Document section =>
8. anti_vowel [solved]


#1


I did the task and codecadamy said:

Oops, try again.
Your function fails on anti_vowel("Hey look Words!"). It returns "Hy lk Words!" when it should return "Hy lk Wrds!".

Where's the mistake?
Code below...

    liste = []
    for letter in text:
        liste.append(letter)
    for element in liste:
        if element == "a" or element == "e" or element == "o" or element == "i" or element == "u" or element == "A" or element == "O" or element == "E" or element == "I" or element == "U":
            liste.remove(element)
    stringliste = ""
    for i in liste:
        stringliste = stringliste + str(i)
    return stringlistepython



#2

Problem solved.
I added a "[:]" to the "for element in liste:" line.
New code:

def anti_vowel(text):
    liste = []
    for letter in text:
        liste.append(letter)

Data shown =>
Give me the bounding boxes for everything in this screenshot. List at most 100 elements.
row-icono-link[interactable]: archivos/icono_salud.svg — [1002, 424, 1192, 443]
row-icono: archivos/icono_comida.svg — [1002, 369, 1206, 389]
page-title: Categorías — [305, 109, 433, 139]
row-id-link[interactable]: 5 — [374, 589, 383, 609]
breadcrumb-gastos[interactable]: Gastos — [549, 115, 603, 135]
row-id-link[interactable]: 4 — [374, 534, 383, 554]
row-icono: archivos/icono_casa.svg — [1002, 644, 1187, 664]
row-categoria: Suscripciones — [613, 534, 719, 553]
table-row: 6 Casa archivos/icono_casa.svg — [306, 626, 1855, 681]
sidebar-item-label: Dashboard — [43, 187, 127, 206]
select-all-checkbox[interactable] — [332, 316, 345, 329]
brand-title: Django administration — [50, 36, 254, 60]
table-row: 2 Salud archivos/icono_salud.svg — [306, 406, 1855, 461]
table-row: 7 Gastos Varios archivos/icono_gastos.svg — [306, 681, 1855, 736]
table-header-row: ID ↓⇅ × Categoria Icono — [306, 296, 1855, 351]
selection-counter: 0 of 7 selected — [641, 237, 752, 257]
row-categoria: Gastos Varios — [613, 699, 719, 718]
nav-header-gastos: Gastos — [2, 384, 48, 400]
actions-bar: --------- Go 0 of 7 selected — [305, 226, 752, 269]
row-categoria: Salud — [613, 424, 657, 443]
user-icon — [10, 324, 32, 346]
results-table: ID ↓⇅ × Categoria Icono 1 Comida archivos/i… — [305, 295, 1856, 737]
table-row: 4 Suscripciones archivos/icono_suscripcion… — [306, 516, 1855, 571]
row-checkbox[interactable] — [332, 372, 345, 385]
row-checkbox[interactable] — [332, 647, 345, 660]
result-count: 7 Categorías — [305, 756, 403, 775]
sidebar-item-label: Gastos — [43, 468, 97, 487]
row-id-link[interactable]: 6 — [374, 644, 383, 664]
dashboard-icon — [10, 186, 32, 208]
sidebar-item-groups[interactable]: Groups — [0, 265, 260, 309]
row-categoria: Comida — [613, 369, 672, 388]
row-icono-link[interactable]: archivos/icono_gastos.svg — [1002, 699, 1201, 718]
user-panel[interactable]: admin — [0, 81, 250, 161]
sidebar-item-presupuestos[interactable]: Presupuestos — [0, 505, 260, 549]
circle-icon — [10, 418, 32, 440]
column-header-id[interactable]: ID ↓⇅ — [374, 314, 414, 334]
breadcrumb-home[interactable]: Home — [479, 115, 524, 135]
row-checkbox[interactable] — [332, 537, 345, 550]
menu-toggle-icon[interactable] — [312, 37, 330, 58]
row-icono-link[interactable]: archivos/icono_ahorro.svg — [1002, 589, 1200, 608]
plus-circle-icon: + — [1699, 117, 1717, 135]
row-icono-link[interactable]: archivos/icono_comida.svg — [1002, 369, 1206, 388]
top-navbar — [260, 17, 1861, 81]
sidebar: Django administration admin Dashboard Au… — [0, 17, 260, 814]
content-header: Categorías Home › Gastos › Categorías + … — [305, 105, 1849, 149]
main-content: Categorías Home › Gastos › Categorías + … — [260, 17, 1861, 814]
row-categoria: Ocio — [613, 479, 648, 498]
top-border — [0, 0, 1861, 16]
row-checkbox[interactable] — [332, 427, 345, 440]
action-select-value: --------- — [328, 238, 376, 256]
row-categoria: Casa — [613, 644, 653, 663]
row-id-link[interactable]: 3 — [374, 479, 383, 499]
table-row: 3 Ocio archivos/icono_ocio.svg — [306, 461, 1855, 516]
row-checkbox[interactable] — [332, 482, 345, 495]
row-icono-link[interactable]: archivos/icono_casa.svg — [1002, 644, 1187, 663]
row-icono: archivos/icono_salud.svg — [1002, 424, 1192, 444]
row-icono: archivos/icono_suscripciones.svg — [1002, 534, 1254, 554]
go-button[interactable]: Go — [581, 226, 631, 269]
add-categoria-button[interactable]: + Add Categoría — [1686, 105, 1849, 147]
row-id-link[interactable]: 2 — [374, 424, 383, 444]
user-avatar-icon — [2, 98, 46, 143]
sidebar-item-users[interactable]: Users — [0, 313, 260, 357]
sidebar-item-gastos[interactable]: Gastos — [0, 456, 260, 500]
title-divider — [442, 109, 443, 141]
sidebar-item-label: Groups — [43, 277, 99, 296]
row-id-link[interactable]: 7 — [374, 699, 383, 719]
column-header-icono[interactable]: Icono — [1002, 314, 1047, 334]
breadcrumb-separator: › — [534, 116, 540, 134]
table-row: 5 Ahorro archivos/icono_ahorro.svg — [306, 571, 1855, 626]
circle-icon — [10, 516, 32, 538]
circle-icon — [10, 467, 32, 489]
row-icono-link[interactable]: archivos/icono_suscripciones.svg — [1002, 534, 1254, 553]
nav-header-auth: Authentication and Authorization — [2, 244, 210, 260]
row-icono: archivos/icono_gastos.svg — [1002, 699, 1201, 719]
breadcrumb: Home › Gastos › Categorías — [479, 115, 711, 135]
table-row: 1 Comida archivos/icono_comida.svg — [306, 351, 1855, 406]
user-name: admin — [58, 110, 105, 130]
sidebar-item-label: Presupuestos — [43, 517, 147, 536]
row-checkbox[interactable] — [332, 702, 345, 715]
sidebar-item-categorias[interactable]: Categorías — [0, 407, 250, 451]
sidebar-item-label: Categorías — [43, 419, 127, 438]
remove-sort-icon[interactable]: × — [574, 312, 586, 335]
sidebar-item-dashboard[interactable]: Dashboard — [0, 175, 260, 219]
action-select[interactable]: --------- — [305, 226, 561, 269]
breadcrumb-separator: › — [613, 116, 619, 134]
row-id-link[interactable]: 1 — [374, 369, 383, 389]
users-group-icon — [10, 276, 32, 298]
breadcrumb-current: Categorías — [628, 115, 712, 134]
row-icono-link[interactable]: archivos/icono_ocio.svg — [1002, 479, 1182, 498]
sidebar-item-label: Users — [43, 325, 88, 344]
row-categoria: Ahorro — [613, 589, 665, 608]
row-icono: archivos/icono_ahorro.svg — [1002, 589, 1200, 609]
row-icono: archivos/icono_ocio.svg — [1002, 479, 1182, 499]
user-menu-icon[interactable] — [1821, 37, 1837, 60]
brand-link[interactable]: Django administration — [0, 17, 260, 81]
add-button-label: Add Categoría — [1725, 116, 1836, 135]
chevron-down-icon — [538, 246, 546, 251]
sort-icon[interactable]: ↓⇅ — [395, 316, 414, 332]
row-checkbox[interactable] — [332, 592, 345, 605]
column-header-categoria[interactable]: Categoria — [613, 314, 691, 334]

Stated problem 1 => Find every line in the entries that contains the string "Categorías", matching case exactly, and copy each of those lines.
Stated problem 2 => Pick up the anti_vowel forum thread after its last line and continue it.

Task answer 1 =>
page-title: Categorías — [305, 109, 433, 139]
result-count: 7 Categorías — [305, 756, 403, 775]
content-header: Categorías Home › Gastos › Categorías + … — [305, 105, 1849, 149]
main-content: Categorías Home › Gastos › Categorías + … — [260, 17, 1861, 814]
breadcrumb: Home › Gastos › Categorías — [479, 115, 711, 135]
sidebar-item-categorias[interactable]: Categorías — [0, 407, 250, 451]
sidebar-item-label: Categorías — [43, 419, 127, 438]
breadcrumb-current: Categorías — [628, 115, 712, 134]

Task answer 2 =>
    for element in liste[:]:
        if element == "a" or element == "e" or element == "o" or element == "i" or element == "u" or element == "A" or element == "O" or element == "E" or element == "I" or element == "U":
            liste.remove(element)
    stringliste = ""
    for i in liste:
        stringliste = stringliste + str(i)
    return stringliste

#3

Just out of curiosity, what is the difference between looping over a list using:

for element in liste[:]:

and:

for element in liste:

seems to make a huge difference, but i don't understand it


#4

The point of the [:] is, to make the for-loop look cooler :open_mouth:


#5

But it also servers a function, take a look at this code:

def anti_vowel(text):
    liste = []
    for letter in text:
        liste.append(letter)
    for element in liste[:]:
        if element == "a" or element == "e" or element == "o" or element == "i" or element == "u" or element == "A" or element == "O" or element == "E" or element == "I" or element == "U":
            liste.remove(element)
    stringliste = ""
    for i in liste:
        stringliste = stringliste + str(i)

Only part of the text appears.